_What the task asks_:
Isolate every line in the data with the string "CATEGORIA" and copy it.

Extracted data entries
^^^^
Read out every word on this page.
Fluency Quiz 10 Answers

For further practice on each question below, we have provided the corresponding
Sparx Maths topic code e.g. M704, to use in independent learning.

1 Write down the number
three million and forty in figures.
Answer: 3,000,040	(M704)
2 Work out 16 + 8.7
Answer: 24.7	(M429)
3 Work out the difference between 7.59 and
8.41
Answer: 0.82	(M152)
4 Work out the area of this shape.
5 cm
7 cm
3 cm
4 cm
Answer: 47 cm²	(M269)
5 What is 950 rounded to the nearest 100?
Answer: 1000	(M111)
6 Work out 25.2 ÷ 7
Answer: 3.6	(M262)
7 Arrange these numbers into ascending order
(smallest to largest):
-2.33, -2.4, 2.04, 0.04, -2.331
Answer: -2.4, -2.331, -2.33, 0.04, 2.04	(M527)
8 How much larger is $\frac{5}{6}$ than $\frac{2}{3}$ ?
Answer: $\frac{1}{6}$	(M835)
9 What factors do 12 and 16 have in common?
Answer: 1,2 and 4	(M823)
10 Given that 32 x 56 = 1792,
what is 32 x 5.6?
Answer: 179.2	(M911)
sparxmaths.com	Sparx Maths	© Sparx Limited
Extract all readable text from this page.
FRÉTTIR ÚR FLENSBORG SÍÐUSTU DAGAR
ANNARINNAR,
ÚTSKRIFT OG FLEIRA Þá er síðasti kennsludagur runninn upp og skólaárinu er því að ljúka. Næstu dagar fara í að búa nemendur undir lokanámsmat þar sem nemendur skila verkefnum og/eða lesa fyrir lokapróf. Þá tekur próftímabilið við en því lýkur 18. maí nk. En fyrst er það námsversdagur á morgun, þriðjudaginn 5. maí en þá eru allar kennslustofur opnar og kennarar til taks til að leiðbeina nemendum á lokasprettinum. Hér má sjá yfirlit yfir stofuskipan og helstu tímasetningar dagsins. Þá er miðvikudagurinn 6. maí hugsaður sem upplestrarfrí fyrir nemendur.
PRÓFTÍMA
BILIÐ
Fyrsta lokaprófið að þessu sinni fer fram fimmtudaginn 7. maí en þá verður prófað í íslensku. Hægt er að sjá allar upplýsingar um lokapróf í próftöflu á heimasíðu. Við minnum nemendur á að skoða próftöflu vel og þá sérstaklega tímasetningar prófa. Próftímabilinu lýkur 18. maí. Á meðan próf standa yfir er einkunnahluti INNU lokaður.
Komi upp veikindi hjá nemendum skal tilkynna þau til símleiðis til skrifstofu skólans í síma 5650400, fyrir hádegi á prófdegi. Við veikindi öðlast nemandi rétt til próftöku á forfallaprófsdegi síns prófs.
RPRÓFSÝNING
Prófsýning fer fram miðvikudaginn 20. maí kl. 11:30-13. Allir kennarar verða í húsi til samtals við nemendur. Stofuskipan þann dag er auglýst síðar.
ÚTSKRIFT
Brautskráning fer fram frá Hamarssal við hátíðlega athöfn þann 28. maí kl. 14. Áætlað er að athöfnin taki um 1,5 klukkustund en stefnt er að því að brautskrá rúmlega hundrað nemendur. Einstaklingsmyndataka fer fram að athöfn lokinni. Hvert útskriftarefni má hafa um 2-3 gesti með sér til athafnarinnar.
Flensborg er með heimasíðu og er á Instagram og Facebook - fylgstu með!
^^^^
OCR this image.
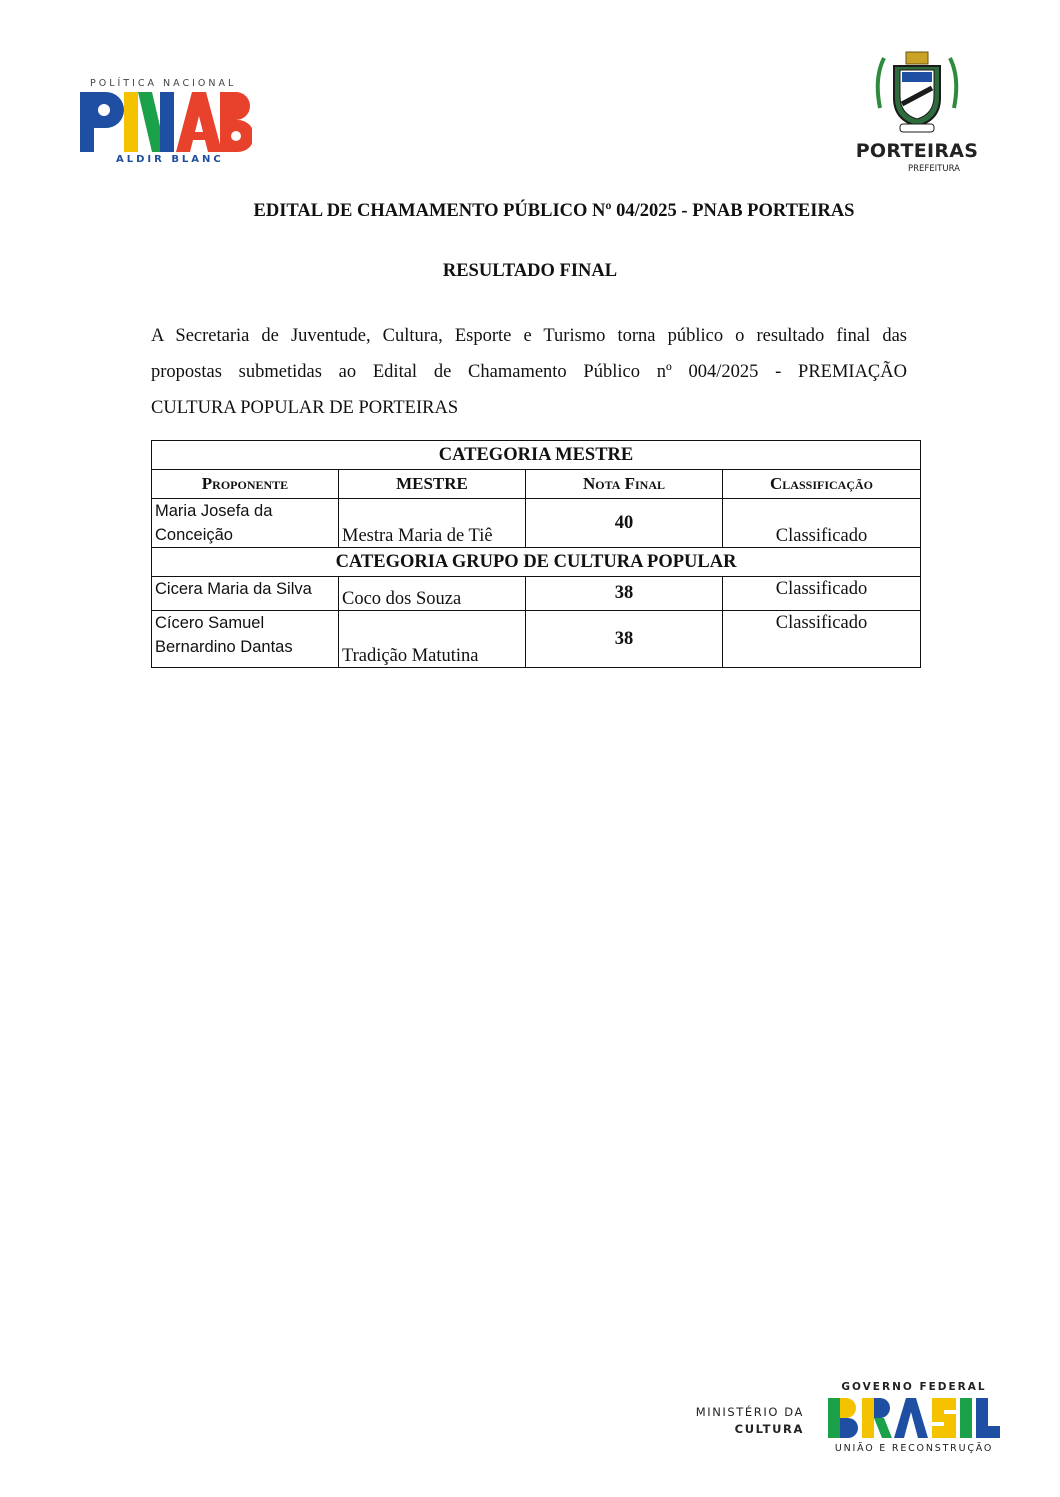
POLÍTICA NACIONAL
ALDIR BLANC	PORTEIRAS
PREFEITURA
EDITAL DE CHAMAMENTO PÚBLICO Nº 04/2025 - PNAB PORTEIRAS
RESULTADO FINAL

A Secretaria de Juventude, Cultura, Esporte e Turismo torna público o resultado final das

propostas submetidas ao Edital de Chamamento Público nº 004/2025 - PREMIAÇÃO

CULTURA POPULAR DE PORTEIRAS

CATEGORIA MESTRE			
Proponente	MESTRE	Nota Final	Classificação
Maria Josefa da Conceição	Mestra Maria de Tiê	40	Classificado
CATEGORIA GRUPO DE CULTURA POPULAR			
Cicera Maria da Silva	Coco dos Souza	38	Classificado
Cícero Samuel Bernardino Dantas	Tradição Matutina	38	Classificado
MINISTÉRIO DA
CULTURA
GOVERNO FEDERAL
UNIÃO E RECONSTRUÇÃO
^^^^
_Solution to the exercise_:
CATEGORIA MESTRE			
CATEGORIA GRUPO DE CULTURA POPULAR			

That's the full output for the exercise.